**WHAT IS REQUIRED**:
Put every line of the items below into a JSON list of strings, one string per line, skipping blank lines and leaving out the pictures.

**SUPPLIED INFORMATION**:

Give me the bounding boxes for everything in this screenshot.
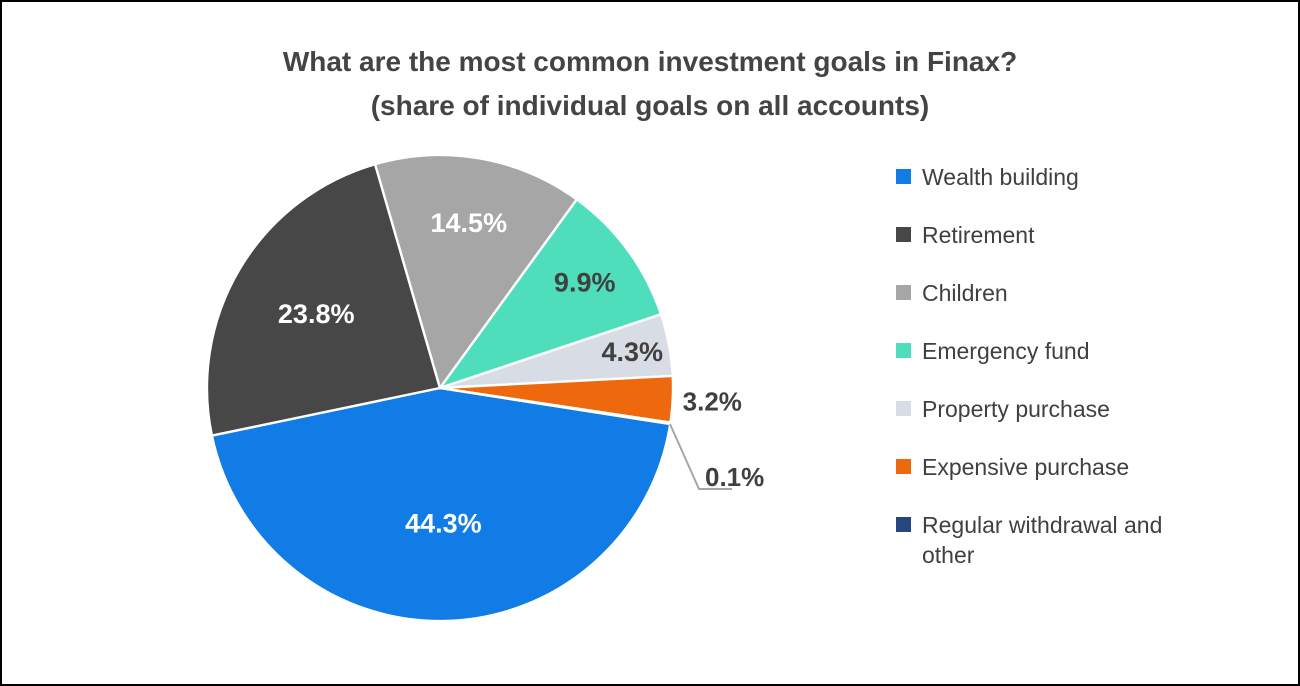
legend-swatch [896,169,911,184]
legend-item: Expensive purchase [896,452,1216,482]
legend-label: Children [922,280,1008,306]
legend-label: Regular withdrawal and other [922,512,1163,568]
legend-swatch [896,285,911,300]
legend-swatch [896,459,911,474]
legend-swatch [896,227,911,242]
legend-label: Retirement [922,222,1035,248]
legend-label: Property purchase [922,396,1110,422]
leader-line [669,423,732,490]
chart-title: What are the most common investment goal… [2,40,1298,128]
legend-swatch [896,343,911,358]
slice-label: 14.5% [431,208,508,238]
legend-item: Emergency fund [896,336,1216,366]
legend-label: Wealth building [922,164,1079,190]
legend-item: Retirement [896,220,1216,250]
slice-label: 4.3% [602,337,664,367]
pie-slice [438,198,663,390]
pie-slice [205,163,442,437]
legend-swatch [896,401,911,416]
legend-item: Children [896,278,1216,308]
chart-title-line2: (share of individual goals on all accoun… [370,90,930,121]
pie-slice [210,386,672,623]
slice-label: 44.3% [405,509,482,539]
legend-label: Expensive purchase [922,454,1130,480]
legend-item: Regular withdrawal and other [896,510,1216,570]
legend-item: Property purchase [896,394,1216,424]
slice-label: 9.9% [554,267,616,297]
legend-label: Emergency fund [922,338,1090,364]
legend-swatch [896,517,911,532]
slice-label: 0.1% [705,462,764,492]
legend: Wealth building Retirement Children Emergen… [896,162,1216,598]
chart-title-line1: What are the most common investment goal… [282,46,1018,77]
legend-item: Wealth building [896,162,1216,192]
slice-label: 23.8% [278,299,355,329]
slice-label: 3.2% [683,386,742,416]
pie-slice [373,153,578,390]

**RESULT OF THIS TASK**:
[
  "Give me the bounding boxes for everything in this screenshot.",
  "legend-swatch [896,169,911,184]",
  "legend-item: Expensive purchase [896,452,1216,482]",
  "legend-label: Children [922,280,1008,306]",
  "legend-label: Regular withdrawal and other [922,512,1163,568]",
  "legend-swatch [896,285,911,300]",
  "legend-swatch [896,459,911,474]",
  "legend-swatch [896,227,911,242]",
  "legend-label: Retirement [922,222,1035,248]",
  "legend-label: Property purchase [922,396,1110,422]",
  "leader-line [669,423,732,490]",
  "chart-title: What are the most common investment goal… [2,40,1298,128]",
  "legend-swatch [896,343,911,358]",
  "slice-label: 14.5% [431,208,508,238]",
  "legend-item: Emergency fund [896,336,1216,366]",
  "legend-label: Wealth building [922,164,1079,190]",
  "legend-item: Retirement [896,220,1216,250]",
  "slice-label: 4.3% [602,337,664,367]",
  "pie-slice [438,198,663,390]",
  "pie-slice [205,163,442,437]",
  "legend-swatch [896,401,911,416]",
  "legend-item: Children [896,278,1216,308]",
  "chart-title-line2: (share of individual goals on all accoun… [370,90,930,121]",
  "pie-slice [210,386,672,623]",
  "slice-label: 44.3% [405,509,482,539]",
  "legend-label: Expensive purchase [922,454,1130,480]",
  "legend-item: Regular withdrawal and other [896,510,1216,570]",
  "legend-item: Property purchase [896,394,1216,424]",
  "slice-label: 9.9% [554,267,616,297]",
  "legend-label: Emergency fund [922,338,1090,364]",
  "legend-swatch [896,517,911,532]",
  "slice-label: 0.1% [705,462,764,492]",
  "legend: Wealth building Retirement Children Emergen… [896,162,1216,598]",
  "chart-title-line1: What are the most common investment goal… [282,46,1018,77]",
  "legend-item: Wealth building [896,162,1216,192]",
  "slice-label: 23.8% [278,299,355,329]",
  "slice-label: 3.2% [683,386,742,416]",
  "pie-slice [373,153,578,390]"
]